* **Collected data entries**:
..............................
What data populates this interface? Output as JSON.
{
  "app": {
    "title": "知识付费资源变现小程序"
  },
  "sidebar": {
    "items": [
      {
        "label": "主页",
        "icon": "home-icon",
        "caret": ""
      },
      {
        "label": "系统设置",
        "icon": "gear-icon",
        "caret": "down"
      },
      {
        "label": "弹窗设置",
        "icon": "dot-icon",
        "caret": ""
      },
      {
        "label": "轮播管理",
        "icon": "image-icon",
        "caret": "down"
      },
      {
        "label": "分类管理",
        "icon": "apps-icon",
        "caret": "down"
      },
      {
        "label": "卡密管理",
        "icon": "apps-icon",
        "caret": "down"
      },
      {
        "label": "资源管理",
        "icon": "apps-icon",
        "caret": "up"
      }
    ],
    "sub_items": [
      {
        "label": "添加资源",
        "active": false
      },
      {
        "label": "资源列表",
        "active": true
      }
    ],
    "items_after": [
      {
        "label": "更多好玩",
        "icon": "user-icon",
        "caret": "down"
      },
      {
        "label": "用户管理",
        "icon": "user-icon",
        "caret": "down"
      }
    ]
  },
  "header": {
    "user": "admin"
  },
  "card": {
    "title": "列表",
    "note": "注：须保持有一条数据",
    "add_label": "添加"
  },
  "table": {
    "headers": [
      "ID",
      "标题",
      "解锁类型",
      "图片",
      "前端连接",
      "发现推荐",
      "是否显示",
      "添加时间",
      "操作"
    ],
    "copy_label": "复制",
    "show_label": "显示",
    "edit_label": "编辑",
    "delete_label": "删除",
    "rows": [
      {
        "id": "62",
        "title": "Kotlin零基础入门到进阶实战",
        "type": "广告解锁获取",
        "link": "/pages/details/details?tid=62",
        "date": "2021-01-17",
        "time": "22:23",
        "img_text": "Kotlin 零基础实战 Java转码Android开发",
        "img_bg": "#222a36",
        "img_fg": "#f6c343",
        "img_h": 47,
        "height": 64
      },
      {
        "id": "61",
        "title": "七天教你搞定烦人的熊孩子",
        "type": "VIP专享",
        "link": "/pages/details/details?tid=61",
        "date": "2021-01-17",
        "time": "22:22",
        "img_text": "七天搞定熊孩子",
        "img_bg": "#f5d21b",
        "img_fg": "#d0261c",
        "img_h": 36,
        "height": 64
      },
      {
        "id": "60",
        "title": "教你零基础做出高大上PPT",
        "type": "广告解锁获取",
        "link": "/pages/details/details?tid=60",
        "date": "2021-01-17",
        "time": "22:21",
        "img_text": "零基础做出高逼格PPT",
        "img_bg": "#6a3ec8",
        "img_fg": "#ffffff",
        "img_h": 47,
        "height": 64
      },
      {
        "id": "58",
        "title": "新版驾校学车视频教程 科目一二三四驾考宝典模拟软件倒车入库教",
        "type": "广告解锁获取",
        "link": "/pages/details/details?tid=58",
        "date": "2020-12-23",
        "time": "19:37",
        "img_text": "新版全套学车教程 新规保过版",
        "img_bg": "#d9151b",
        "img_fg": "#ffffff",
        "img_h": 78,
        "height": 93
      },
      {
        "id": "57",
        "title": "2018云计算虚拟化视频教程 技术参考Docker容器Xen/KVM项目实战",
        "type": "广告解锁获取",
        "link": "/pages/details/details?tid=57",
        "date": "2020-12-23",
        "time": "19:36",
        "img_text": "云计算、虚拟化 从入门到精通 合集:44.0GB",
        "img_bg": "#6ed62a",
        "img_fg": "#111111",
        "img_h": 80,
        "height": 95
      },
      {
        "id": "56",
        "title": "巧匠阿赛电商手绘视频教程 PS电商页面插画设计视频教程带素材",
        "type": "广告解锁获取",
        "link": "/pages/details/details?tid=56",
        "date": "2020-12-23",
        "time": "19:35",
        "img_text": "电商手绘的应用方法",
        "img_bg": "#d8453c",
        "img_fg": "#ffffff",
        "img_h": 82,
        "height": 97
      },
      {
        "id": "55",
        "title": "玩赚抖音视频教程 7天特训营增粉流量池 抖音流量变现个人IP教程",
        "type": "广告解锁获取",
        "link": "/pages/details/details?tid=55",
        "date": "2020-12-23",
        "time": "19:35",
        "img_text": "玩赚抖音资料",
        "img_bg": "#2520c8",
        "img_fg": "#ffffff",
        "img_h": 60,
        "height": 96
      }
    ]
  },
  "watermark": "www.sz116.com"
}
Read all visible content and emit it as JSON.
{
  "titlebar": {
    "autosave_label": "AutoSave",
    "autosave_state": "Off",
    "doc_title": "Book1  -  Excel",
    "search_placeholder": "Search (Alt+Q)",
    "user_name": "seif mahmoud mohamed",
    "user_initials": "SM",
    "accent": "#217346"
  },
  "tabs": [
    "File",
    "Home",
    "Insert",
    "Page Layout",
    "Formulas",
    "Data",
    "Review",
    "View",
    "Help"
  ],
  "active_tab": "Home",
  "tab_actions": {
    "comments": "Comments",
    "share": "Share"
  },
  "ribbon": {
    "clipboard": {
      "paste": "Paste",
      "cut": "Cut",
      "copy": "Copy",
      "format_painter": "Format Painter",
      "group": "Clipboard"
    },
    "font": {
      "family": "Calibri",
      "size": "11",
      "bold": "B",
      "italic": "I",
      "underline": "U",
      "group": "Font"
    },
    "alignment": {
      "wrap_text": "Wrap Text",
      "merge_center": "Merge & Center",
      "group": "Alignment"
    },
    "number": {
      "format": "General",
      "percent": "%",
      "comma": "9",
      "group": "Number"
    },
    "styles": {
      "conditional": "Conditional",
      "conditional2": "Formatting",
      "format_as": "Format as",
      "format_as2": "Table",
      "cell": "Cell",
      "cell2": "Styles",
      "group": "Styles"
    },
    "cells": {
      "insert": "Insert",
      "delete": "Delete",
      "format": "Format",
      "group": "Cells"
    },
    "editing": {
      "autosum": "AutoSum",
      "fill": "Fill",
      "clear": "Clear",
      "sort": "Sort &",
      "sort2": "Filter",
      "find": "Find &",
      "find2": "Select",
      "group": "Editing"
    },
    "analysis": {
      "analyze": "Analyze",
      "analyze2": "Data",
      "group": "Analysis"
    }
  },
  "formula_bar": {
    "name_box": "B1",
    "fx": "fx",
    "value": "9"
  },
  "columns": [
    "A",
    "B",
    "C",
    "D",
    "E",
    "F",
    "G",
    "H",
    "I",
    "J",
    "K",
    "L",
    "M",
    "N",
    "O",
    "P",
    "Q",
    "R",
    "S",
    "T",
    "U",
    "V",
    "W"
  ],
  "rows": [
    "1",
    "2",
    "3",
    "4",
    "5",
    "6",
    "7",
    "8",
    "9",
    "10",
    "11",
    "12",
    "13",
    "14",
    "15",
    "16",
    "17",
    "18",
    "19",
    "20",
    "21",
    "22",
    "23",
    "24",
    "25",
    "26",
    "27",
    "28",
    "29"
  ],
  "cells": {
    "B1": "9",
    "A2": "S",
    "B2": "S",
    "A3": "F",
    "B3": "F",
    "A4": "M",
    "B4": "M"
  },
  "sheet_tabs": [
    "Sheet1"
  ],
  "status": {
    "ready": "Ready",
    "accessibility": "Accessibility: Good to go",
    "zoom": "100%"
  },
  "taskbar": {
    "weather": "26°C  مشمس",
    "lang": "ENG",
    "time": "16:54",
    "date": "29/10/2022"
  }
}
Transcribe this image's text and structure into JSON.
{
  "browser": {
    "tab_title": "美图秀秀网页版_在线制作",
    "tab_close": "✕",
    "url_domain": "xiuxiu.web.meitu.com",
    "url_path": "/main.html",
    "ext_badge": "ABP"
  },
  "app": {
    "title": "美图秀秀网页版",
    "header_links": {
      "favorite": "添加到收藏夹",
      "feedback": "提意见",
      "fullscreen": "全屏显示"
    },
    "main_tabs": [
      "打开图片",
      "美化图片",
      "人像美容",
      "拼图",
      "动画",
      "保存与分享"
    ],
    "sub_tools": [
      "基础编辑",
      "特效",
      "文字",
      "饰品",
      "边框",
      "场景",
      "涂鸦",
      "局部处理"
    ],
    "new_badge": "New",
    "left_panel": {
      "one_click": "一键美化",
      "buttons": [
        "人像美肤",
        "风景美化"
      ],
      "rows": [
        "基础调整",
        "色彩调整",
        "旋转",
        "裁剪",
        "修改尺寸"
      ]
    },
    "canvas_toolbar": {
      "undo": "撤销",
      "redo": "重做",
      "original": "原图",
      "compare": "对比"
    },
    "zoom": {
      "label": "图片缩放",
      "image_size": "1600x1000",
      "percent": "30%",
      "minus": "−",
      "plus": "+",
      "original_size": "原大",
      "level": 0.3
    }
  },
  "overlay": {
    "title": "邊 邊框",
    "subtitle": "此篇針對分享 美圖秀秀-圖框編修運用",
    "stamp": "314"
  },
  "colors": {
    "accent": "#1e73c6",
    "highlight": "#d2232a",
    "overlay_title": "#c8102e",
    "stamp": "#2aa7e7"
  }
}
..............................
Collect every line from the records above that contains the word "this".

What data populates this interface? Output as JSON.
Transcribe this image's text and structure into JSON.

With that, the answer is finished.